> **Problem description**
All entries must be repeated exactly; do not include the pictures.

[Dataset records]
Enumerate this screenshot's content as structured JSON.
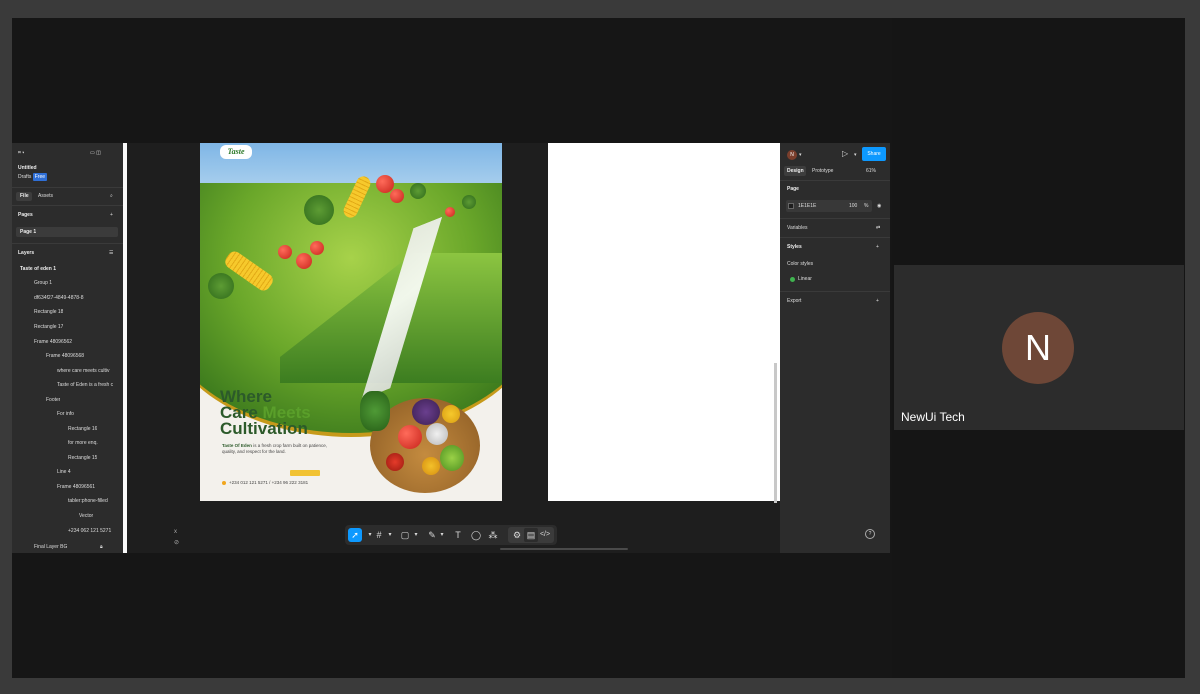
{
  "left_panel": {
    "file_name": "Untitled",
    "drafts_label": "Drafts",
    "plan_badge": "Free",
    "tabs": [
      "File",
      "Assets"
    ],
    "pages_header": "Pages",
    "page_item": "Page 1",
    "layers_header": "Layers",
    "layers": [
      "Taste of eden 1",
      "Group 1",
      "df634f27-4849-4878-8",
      "Rectangle 18",
      "Rectangle 17",
      "Frame 48096562",
      "Frame 48096568",
      "where care meets cultiv",
      "Taste of Eden is a fresh c",
      "Footer",
      "For info",
      "Rectangle 16",
      "for more enq.",
      "Rectangle 15",
      "Line 4",
      "Frame 48096561",
      "tabler:phone-filled",
      "Vector",
      "+234 062 121 5271",
      "Final Layer BG"
    ]
  },
  "poster": {
    "logo": "Taste",
    "headline_1": "Where",
    "headline_2": "Care",
    "headline_3": "Meets",
    "headline_4": "Cultivation",
    "tagline_bold": "Taste Of Eden",
    "tagline_rest": " is a fresh crop farm built on patience, quality, and respect for the land.",
    "phone": "+234 012 121 5271 / +234 96 222 3181"
  },
  "toolbar": {
    "tools": [
      "move-tool",
      "frame-tool",
      "shape-tool",
      "pen-tool",
      "text-tool",
      "comment-tool",
      "actions-tool"
    ],
    "close_mark": "x"
  },
  "right_panel": {
    "avatar_initial": "N",
    "share_label": "Share",
    "tab_design": "Design",
    "tab_prototype": "Prototype",
    "zoom": "61%",
    "page_header": "Page",
    "page_color": "1E1E1E",
    "page_opacity": "100",
    "percent_sign": "%",
    "variables_label": "Variables",
    "styles_header": "Styles",
    "color_styles_label": "Color styles",
    "linear_style": "Linear",
    "export_label": "Export",
    "help": "?"
  },
  "participant": {
    "initial": "N",
    "name": "NewUi Tech"
  },
  "colors": {
    "accent": "#0d99ff",
    "avatar_bg": "#6e4737",
    "poster_green": "#2c5a2a"
  }
}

> **Exercise output**
Enumerate this screenshot's content as structured JSON.
{
  "left_panel": {
    "file_name": "Untitled",
    "drafts_label": "Drafts",
    "plan_badge": "Free",
    "tabs": [
      "File",
      "Assets"
    ],
    "pages_header": "Pages",
    "page_item": "Page 1",
    "layers_header": "Layers",
    "layers": [
      "Taste of eden 1",
      "Group 1",
      "df634f27-4849-4878-8",
      "Rectangle 18",
      "Rectangle 17",
      "Frame 48096562",
      "Frame 48096568",
      "where care meets cultiv",
      "Taste of Eden is a fresh c",
      "Footer",
      "For info",
      "Rectangle 16",
      "for more enq.",
      "Rectangle 15",
      "Line 4",
      "Frame 48096561",
      "tabler:phone-filled",
      "Vector",
      "+234 062 121 5271",
      "Final Layer BG"
    ]
  },
  "poster": {
    "logo": "Taste",
    "headline_1": "Where",
    "headline_2": "Care",
    "headline_3": "Meets",
    "headline_4": "Cultivation",
    "tagline_bold": "Taste Of Eden",
    "tagline_rest": " is a fresh crop farm built on patience, quality, and respect for the land.",
    "phone": "+234 012 121 5271 / +234 96 222 3181"
  },
  "toolbar": {
    "tools": [
      "move-tool",
      "frame-tool",
      "shape-tool",
      "pen-tool",
      "text-tool",
      "comment-tool",
      "actions-tool"
    ],
    "close_mark": "x"
  },
  "right_panel": {
    "avatar_initial": "N",
    "share_label": "Share",
    "tab_design": "Design",
    "tab_prototype": "Prototype",
    "zoom": "61%",
    "page_header": "Page",
    "page_color": "1E1E1E",
    "page_opacity": "100",
    "percent_sign": "%",
    "variables_label": "Variables",
    "styles_header": "Styles",
    "color_styles_label": "Color styles",
    "linear_style": "Linear",
    "export_label": "Export",
    "help": "?"
  },
  "participant": {
    "initial": "N",
    "name": "NewUi Tech"
  },
  "colors": {
    "accent": "#0d99ff",
    "avatar_bg": "#6e4737",
    "poster_green": "#2c5a2a"
  }
}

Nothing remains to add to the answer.